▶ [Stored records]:
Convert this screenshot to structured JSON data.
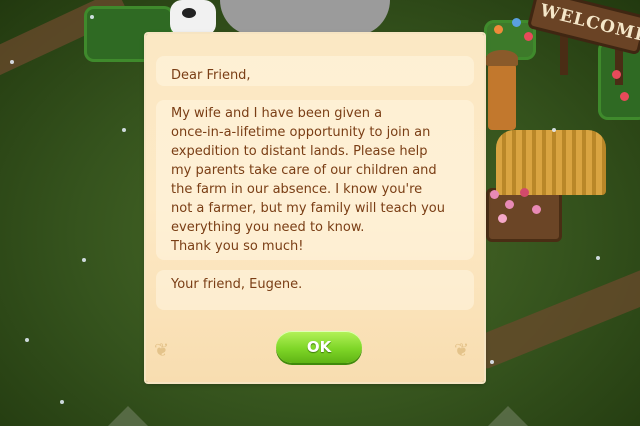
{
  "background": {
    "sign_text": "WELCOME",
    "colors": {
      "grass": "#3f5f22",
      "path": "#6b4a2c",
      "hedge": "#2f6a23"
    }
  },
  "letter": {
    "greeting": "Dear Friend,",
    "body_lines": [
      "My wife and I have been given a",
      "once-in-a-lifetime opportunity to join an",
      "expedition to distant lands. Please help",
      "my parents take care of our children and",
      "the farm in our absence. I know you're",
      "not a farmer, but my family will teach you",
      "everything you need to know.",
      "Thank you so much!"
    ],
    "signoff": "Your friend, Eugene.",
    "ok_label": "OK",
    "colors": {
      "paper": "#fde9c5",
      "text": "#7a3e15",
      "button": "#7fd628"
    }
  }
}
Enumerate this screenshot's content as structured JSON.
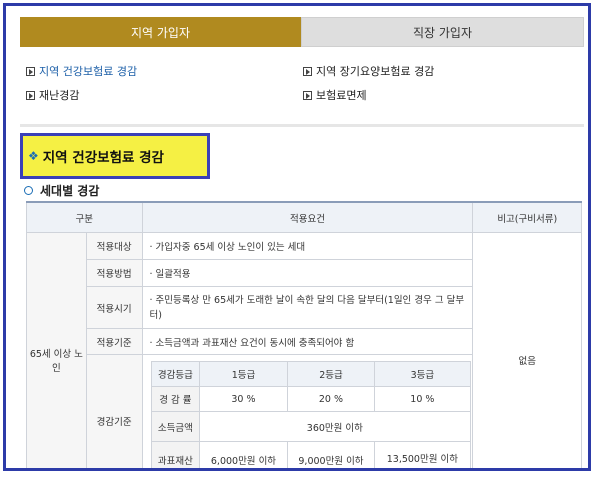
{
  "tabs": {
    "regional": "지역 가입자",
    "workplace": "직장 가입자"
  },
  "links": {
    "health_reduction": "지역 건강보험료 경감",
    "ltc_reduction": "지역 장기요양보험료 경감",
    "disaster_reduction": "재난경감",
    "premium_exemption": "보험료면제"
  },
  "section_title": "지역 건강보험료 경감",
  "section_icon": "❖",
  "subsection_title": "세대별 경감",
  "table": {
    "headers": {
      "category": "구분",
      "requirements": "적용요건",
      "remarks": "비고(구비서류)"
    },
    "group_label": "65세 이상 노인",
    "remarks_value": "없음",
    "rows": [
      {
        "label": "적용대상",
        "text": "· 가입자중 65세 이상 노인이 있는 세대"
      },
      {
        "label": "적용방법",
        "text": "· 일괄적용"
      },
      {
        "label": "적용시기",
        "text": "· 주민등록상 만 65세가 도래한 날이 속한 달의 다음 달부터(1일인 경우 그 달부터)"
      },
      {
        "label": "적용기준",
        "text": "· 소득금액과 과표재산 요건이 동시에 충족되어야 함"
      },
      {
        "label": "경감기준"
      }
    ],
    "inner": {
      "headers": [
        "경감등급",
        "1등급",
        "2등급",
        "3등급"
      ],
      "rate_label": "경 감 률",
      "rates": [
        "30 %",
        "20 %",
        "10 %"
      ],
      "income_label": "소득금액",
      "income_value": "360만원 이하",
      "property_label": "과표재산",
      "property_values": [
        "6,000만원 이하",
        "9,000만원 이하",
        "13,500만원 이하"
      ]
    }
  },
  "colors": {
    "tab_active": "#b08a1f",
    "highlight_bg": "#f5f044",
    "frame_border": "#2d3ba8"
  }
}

▶ [INSTRUCTIONS FOR THE TASK]:
Every entry above needs to be retyped exactly; drop the pictures.

▶ [TASK SOLUTION]:
Convert this screenshot to structured JSON data.
{
  "background": {
    "sign_text": "WELCOME",
    "colors": {
      "grass": "#3f5f22",
      "path": "#6b4a2c",
      "hedge": "#2f6a23"
    }
  },
  "letter": {
    "greeting": "Dear Friend,",
    "body_lines": [
      "My wife and I have been given a",
      "once-in-a-lifetime opportunity to join an",
      "expedition to distant lands. Please help",
      "my parents take care of our children and",
      "the farm in our absence. I know you're",
      "not a farmer, but my family will teach you",
      "everything you need to know.",
      "Thank you so much!"
    ],
    "signoff": "Your friend, Eugene.",
    "ok_label": "OK",
    "colors": {
      "paper": "#fde9c5",
      "text": "#7a3e15",
      "button": "#7fd628"
    }
  }
}
Enumerate this screenshot's content as structured JSON.
{
  "tabs": {
    "regional": "지역 가입자",
    "workplace": "직장 가입자"
  },
  "links": {
    "health_reduction": "지역 건강보험료 경감",
    "ltc_reduction": "지역 장기요양보험료 경감",
    "disaster_reduction": "재난경감",
    "premium_exemption": "보험료면제"
  },
  "section_title": "지역 건강보험료 경감",
  "section_icon": "❖",
  "subsection_title": "세대별 경감",
  "table": {
    "headers": {
      "category": "구분",
      "requirements": "적용요건",
      "remarks": "비고(구비서류)"
    },
    "group_label": "65세 이상 노인",
    "remarks_value": "없음",
    "rows": [
      {
        "label": "적용대상",
        "text": "· 가입자중 65세 이상 노인이 있는 세대"
      },
      {
        "label": "적용방법",
        "text": "· 일괄적용"
      },
      {
        "label": "적용시기",
        "text": "· 주민등록상 만 65세가 도래한 날이 속한 달의 다음 달부터(1일인 경우 그 달부터)"
      },
      {
        "label": "적용기준",
        "text": "· 소득금액과 과표재산 요건이 동시에 충족되어야 함"
      },
      {
        "label": "경감기준"
      }
    ],
    "inner": {
      "headers": [
        "경감등급",
        "1등급",
        "2등급",
        "3등급"
      ],
      "rate_label": "경 감 률",
      "rates": [
        "30 %",
        "20 %",
        "10 %"
      ],
      "income_label": "소득금액",
      "income_value": "360만원 이하",
      "property_label": "과표재산",
      "property_values": [
        "6,000만원 이하",
        "9,000만원 이하",
        "13,500만원 이하"
      ]
    }
  },
  "colors": {
    "tab_active": "#b08a1f",
    "highlight_bg": "#f5f044",
    "frame_border": "#2d3ba8"
  }
}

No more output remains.